↓↓↓

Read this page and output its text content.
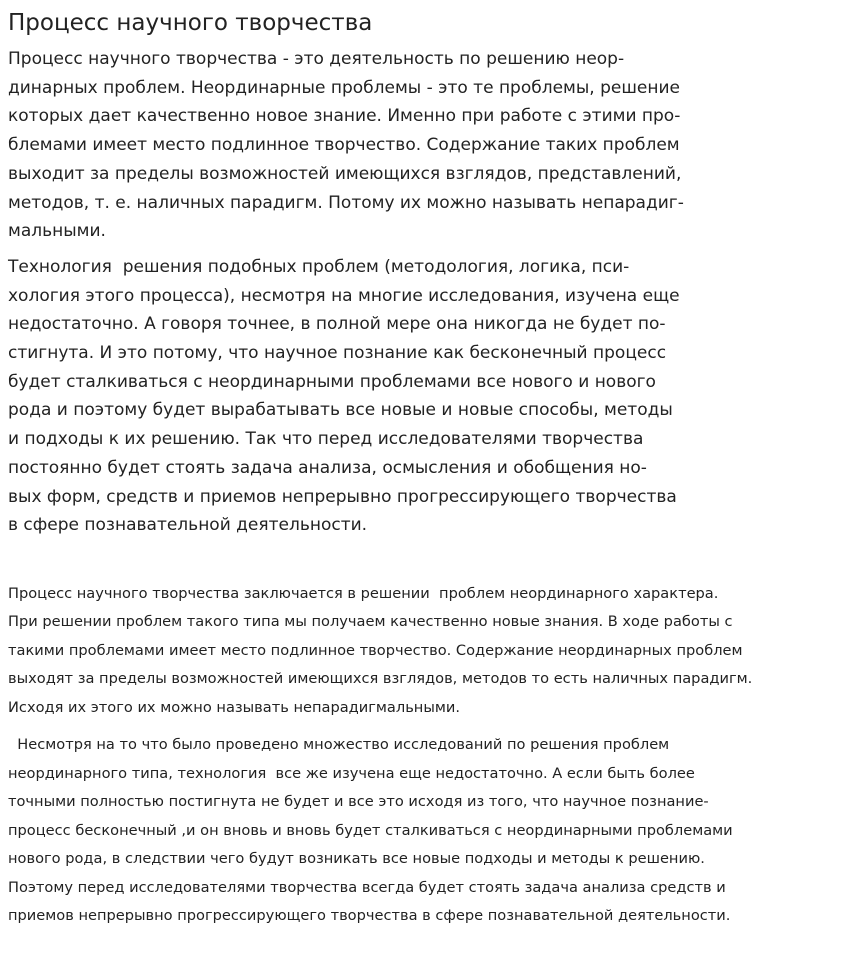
Процесс научного творчества

Процесс научного творчества - это деятельность по решению неор-
динарных проблем. Неординарные проблемы - это те проблемы, решение
которых дает качественно новое знание. Именно при работе с этими про-
блемами имеет место подлинное творчество. Содержание таких проблем
выходит за пределы возможностей имеющихся взглядов, представлений,
методов, т. е. наличных парадигм. Потому их можно называть непарадиг-
мальными.

Технология  решения подобных проблем (методология, логика, пси-
хология этого процесса), несмотря на многие исследования, изучена еще
недостаточно. А говоря точнее, в полной мере она никогда не будет по-
стигнута. И это потому, что научное познание как бесконечный процесс
будет сталкиваться с неординарными проблемами все нового и нового
рода и поэтому будет вырабатывать все новые и новые способы, методы
и подходы к их решению. Так что перед исследователями творчества
постоянно будет стоять задача анализа, осмысления и обобщения но-
вых форм, средств и приемов непрерывно прогрессирующего творчества
в сфере познавательной деятельности.

Процесс научного творчества заключается в решении  проблем неординарного характера.
При решении проблем такого типа мы получаем качественно новые знания. В ходе работы с
такими проблемами имеет место подлинное творчество. Содержание неординарных проблем
выходят за пределы возможностей имеющихся взглядов, методов то есть наличных парадигм.
Исходя их этого их можно называть непарадигмальными.

Несмотря на то что было проведено множество исследований по решения проблем
неординарного типа, технология  все же изучена еще недостаточно. А если быть более
точными полностью постигнута не будет и все это исходя из того, что научное познание-
процесс бесконечный ,и он вновь и вновь будет сталкиваться с неординарными проблемами
нового рода, в следствии чего будут возникать все новые подходы и методы к решению.
Поэтому перед исследователями творчества всегда будет стоять задача анализа средств и
приемов непрерывно прогрессирующего творчества в сфере познавательной деятельности.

↑↑↑

#### Exercise instructions
Identify every line above that includes the word "приемов", and show those lines.

#### Exercise result
вых форм, средств и приемов непрерывно прогрессирующего творчества
приемов непрерывно прогрессирующего творчества в сфере познавательной деятельности.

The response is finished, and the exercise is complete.